_Short task:_ Report every line in the listing that contains the string "administracionem".

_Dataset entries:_
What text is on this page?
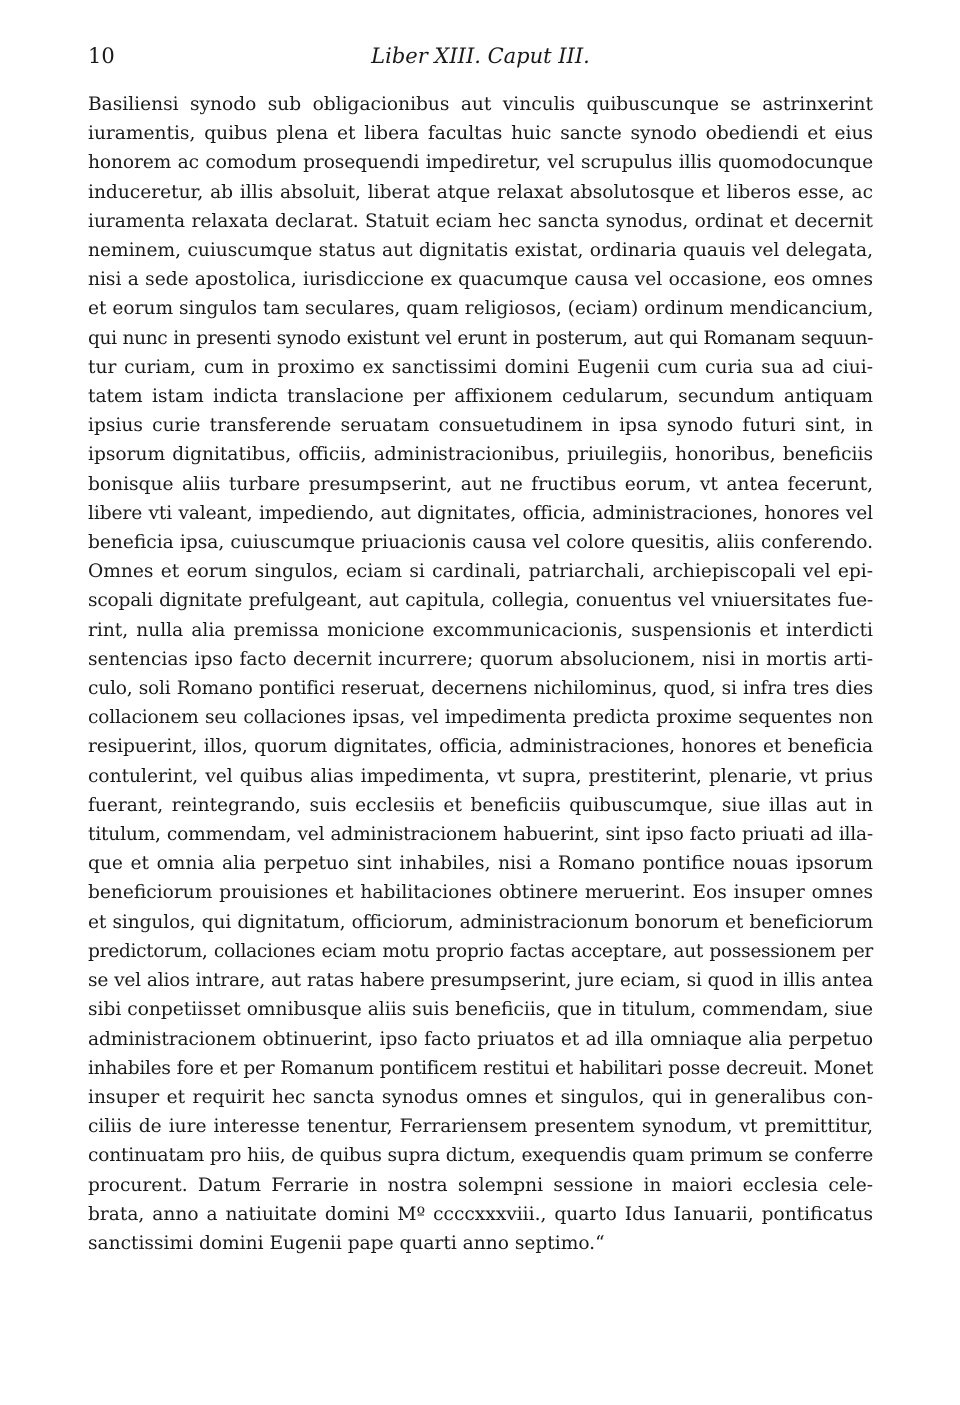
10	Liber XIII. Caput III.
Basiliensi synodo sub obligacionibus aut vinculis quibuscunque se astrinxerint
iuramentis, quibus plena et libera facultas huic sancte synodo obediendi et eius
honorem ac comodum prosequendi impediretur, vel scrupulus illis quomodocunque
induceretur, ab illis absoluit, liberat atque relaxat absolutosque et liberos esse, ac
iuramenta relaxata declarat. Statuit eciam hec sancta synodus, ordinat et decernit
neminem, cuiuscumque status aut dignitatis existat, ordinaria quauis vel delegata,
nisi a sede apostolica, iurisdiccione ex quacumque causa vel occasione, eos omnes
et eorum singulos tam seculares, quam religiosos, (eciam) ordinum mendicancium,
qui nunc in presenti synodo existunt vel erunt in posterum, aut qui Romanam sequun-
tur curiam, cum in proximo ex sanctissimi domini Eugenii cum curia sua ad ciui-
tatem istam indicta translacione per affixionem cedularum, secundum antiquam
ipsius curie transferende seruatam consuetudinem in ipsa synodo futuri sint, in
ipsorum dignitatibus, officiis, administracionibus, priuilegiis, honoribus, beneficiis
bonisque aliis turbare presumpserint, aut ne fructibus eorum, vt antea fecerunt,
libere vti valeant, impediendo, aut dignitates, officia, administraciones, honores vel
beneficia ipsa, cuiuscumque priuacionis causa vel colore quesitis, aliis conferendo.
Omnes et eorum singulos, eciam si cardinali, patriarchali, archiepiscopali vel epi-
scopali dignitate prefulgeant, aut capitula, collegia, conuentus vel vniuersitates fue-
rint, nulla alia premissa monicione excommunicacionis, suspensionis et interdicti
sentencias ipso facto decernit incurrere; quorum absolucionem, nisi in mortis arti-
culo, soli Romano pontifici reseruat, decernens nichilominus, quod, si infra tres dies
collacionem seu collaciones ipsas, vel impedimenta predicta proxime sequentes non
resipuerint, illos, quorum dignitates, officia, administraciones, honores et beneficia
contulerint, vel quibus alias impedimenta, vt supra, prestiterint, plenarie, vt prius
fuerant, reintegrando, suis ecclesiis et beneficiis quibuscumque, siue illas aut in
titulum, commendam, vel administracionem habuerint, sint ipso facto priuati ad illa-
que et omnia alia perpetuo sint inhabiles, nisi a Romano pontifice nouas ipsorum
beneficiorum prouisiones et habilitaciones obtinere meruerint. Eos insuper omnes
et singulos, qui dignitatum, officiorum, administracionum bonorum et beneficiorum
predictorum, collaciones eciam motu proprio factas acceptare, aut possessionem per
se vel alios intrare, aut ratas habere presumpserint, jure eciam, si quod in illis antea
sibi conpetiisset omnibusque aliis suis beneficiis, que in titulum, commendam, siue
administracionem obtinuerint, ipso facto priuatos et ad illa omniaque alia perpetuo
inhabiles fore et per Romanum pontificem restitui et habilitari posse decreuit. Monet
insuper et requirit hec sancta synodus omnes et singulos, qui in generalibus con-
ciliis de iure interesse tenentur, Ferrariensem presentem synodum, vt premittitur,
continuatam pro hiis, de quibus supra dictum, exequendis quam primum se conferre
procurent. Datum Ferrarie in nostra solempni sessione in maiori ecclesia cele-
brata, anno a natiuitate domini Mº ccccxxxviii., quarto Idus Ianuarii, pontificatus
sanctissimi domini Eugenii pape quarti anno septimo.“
---
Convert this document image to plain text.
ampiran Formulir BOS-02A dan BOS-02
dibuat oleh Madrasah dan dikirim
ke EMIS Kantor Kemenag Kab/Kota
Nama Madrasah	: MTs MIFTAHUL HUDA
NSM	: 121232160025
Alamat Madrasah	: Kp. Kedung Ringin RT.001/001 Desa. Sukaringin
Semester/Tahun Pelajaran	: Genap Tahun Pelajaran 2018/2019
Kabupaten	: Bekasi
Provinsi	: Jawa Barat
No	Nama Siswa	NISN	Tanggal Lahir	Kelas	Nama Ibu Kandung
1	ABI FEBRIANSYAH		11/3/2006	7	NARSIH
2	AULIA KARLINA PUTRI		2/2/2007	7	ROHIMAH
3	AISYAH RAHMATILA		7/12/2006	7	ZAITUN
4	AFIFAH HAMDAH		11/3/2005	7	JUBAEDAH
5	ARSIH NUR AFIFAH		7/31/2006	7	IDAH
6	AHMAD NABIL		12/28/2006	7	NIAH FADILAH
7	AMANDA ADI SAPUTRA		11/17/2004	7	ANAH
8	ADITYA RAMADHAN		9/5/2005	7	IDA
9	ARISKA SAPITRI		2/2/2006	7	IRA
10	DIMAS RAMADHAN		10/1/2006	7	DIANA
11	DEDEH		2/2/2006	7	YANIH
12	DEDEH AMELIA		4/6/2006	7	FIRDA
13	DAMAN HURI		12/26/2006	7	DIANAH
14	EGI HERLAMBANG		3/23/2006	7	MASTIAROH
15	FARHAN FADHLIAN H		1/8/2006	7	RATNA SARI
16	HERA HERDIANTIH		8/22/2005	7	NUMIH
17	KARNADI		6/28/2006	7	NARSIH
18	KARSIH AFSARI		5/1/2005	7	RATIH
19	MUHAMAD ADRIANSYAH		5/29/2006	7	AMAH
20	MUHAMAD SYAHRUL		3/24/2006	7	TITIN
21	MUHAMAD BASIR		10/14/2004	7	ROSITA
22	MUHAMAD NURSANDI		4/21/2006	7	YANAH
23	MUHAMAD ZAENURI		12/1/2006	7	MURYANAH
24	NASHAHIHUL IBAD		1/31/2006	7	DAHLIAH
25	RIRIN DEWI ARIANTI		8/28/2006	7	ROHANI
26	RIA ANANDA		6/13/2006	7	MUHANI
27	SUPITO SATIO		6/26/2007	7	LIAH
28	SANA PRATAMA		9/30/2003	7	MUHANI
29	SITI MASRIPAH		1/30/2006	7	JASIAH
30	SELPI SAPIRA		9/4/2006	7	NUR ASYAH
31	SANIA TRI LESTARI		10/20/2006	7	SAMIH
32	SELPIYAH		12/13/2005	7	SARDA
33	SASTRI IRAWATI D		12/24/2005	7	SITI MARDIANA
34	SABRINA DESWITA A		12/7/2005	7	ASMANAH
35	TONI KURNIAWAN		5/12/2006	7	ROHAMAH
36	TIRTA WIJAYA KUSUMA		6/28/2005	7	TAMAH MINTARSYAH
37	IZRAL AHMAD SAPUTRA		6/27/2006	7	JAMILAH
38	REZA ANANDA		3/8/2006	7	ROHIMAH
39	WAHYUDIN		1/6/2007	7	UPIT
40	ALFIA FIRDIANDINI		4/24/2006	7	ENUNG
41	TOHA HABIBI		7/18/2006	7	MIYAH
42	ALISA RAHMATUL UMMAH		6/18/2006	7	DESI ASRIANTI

_Finished answer:_
titulum, commendam, vel administracionem habuerint, sint ipso facto priuati ad illa-
administracionem obtinuerint, ipso facto priuatos et ad illa omniaque alia perpetuo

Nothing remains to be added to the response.